### Tarefas do exercício
1) Transcreva do texto sobre o quadrinho tudo o que vai de "Ainda que se" até "colegas não possuem.".
2) Responda com base no texto sobre o quadrinho:
(a) Em que década se passa a história?
(b) Como se chama o garoto da sala de Russel cuja amizade parece amenizar a solidão dele?
(c) De quem Russel recebe ajuda e, mesmo assim, se sente deslocado?
3) Prossiga com o texto sobre o quadrinho a partir do ponto em que ele termina.

### Trecho do documento
-------------------------

Um dos sentimentos mais presentes nesse quadrinho é o da solidão. Russel pode estar rodeado de gente que, ainda assim, se sente sozinho e desamparado. Mesmo quando recebe ajuda dos Mah, ele se sente deslocado, perdido. Os valentões da escola não ajudam em nada e ele se torna uma vítima preferencial de bullying dos colegas. É a amizade de um garoto da sua sala, chamado Warren que parece amenizar a sensação de solidão. Mas as coisas não melhoram muito daí em diante por causa do preconceito.
Ainda que se passe na década de 1950, o quadrinho lida com questões muito pertinente e presentes em dias atuais. Preconceito, xenofobia, homofobia, masculinidade tóxica, bullying, estão todos bem trabalhados. Há cenas de violência gratuita porque era esse o cotidiano daqueles garotos, então fica o alerta de gatilho. O autor foi bastante sensível em alguns momentos para outros vir com a voadora no peito de quem está lendo. Existem momentos de intensa revolta tanto de Russel quanto de quem lê, já que ele comete alguns erros grotescos ao longo da leitura. Ele não é um personagem perfeitinho; Russel cometerá erros mas vai se esforçar para repará-los, o que já é uma qualidade que seus colegas não possuem.

-------------------------

### Dados
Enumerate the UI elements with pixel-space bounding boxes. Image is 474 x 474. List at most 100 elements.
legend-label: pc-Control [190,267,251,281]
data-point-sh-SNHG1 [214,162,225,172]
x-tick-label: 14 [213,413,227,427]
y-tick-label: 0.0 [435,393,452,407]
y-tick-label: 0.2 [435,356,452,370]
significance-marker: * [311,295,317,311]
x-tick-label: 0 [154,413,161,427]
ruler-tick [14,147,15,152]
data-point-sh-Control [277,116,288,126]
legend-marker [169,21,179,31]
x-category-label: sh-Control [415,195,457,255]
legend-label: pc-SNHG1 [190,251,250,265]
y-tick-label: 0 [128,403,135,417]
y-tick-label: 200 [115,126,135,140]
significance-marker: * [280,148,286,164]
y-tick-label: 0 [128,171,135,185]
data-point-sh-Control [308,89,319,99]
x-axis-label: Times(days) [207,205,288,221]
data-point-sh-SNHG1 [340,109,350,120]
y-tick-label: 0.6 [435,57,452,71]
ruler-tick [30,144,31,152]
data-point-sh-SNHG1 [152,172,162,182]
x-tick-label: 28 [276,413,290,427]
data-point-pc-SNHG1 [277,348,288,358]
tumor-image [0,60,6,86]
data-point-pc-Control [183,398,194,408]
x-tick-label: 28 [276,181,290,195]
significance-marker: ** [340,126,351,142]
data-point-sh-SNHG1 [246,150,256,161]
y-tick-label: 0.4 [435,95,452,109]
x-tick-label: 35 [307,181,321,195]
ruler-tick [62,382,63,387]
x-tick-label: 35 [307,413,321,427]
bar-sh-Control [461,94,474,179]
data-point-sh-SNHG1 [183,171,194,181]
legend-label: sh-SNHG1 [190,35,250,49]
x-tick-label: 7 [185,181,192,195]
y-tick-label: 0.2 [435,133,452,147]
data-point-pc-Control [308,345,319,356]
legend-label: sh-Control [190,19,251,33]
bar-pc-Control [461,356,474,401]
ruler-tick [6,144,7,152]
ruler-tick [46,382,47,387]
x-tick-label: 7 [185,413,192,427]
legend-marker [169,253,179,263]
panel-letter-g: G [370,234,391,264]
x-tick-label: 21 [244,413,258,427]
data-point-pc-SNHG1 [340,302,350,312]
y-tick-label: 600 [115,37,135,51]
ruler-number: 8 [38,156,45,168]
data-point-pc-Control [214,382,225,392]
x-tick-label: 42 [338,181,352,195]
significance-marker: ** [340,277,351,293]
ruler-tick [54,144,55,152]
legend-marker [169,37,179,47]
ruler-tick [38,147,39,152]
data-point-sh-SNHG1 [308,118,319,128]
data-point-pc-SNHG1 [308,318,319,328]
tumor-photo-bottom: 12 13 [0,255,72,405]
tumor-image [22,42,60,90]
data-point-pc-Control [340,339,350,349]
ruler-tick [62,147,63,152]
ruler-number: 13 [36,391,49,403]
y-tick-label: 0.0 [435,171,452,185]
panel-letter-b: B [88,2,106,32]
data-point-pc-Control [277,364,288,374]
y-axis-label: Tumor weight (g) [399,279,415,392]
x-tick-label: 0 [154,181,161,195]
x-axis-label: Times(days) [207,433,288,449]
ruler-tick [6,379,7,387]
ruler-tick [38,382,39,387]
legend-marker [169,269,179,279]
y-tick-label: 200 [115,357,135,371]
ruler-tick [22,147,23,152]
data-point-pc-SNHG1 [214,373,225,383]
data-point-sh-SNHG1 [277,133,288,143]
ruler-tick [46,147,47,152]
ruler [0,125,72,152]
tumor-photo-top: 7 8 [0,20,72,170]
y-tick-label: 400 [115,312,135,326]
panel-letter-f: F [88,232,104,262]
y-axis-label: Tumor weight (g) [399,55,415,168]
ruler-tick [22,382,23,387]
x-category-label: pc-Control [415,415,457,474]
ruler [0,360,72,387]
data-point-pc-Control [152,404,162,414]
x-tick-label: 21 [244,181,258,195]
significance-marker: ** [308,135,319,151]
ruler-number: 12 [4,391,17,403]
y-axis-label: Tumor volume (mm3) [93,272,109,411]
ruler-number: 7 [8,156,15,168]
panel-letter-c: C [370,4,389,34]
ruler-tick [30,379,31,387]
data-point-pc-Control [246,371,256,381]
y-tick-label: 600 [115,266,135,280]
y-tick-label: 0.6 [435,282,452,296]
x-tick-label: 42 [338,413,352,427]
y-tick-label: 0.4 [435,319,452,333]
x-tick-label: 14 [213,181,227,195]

-------------------------

### Suas respostas
1)
Ainda que se passe na década de 1950, o quadrinho lida com questões muito pertinente e presentes em dias atuais. Preconceito, xenofobia, homofobia, masculinidade tóxica, bullying, estão todos bem trabalhados. Há cenas de violência gratuita porque era esse o cotidiano daqueles garotos, então fica o alerta de gatilho. O autor foi bastante sensível em alguns momentos para outros vir com a voadora no peito de quem está lendo. Existem momentos de intensa revolta tanto de Russel quanto de quem lê, já que ele comete alguns erros grotescos ao longo da leitura. Ele não é um personagem perfeitinho; Russel cometerá erros mas vai se esforçar para repará-los, o que já é uma qualidade que seus colegas não possuem.

2)
(a) Na década de 1950.
(b) Warren.
(c) Dos Mah.

3)
Gostei muito dos traços do autor e a forma como seus personagens possuem expressões tão fortes. Os olhos de Russel, principalmente, são bastante significativos. Sem dizer nada, o personagem passa toda a sua angústia pela página. Os valentões da história são de fato dois escrotos que você quer moer na porrada na primeira oportunidade. As mentiras que eles contam têm consequências terríveis no decorrer da leitura e você teme que Russell acabe envolvido ou cometendo erros que lhe custarão caro.
Todo em preto e branco, é um quadrinho robusto de mais de 400 páginas. Intercalando longas cenas silenciosas com diálogos, a leitura flui bem, mas encontrei erros de revisão, como letras faltando em alguns quadros. A tradução foi de Bruno Dorigatti e está ótima.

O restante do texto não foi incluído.